[Stored entries]
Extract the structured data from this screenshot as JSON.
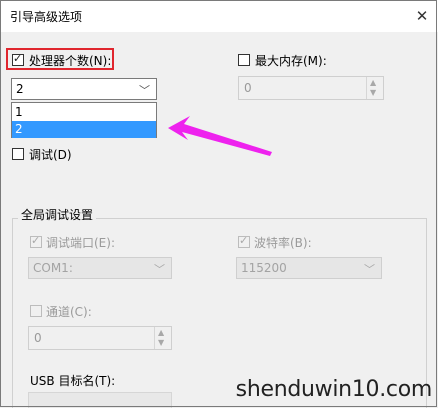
{
  "window": {
    "title": "引导高级选项",
    "close_glyph": "✕"
  },
  "processors": {
    "label": "处理器个数(N):",
    "checked": true,
    "selected": "2",
    "options": [
      "1",
      "2"
    ],
    "highlighted": "2"
  },
  "max_memory": {
    "label": "最大内存(M):",
    "checked": false,
    "value": "0"
  },
  "debug": {
    "label": "调试(D)",
    "checked": false
  },
  "global_debug": {
    "title": "全局调试设置",
    "debug_port": {
      "label": "调试端口(E):",
      "checked": true,
      "value": "COM1:"
    },
    "baud_rate": {
      "label": "波特率(B):",
      "checked": true,
      "value": "115200"
    },
    "channel": {
      "label": "通道(C):",
      "checked": false,
      "value": "0"
    },
    "usb_target": {
      "label": "USB 目标名(T):"
    }
  },
  "annotation": {
    "arrow_color": "#ee22ee",
    "highlight_color": "#e0262e"
  },
  "watermark": "shenduwin10.com"
}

**What you are asked to do**
Omit every picture while copying the listing above exactly.

**Solution to this problem**
Extract the structured data from this screenshot as JSON.
{
  "window": {
    "title": "引导高级选项",
    "close_glyph": "✕"
  },
  "processors": {
    "label": "处理器个数(N):",
    "checked": true,
    "selected": "2",
    "options": [
      "1",
      "2"
    ],
    "highlighted": "2"
  },
  "max_memory": {
    "label": "最大内存(M):",
    "checked": false,
    "value": "0"
  },
  "debug": {
    "label": "调试(D)",
    "checked": false
  },
  "global_debug": {
    "title": "全局调试设置",
    "debug_port": {
      "label": "调试端口(E):",
      "checked": true,
      "value": "COM1:"
    },
    "baud_rate": {
      "label": "波特率(B):",
      "checked": true,
      "value": "115200"
    },
    "channel": {
      "label": "通道(C):",
      "checked": false,
      "value": "0"
    },
    "usb_target": {
      "label": "USB 目标名(T):"
    }
  },
  "annotation": {
    "arrow_color": "#ee22ee",
    "highlight_color": "#e0262e"
  },
  "watermark": "shenduwin10.com"
}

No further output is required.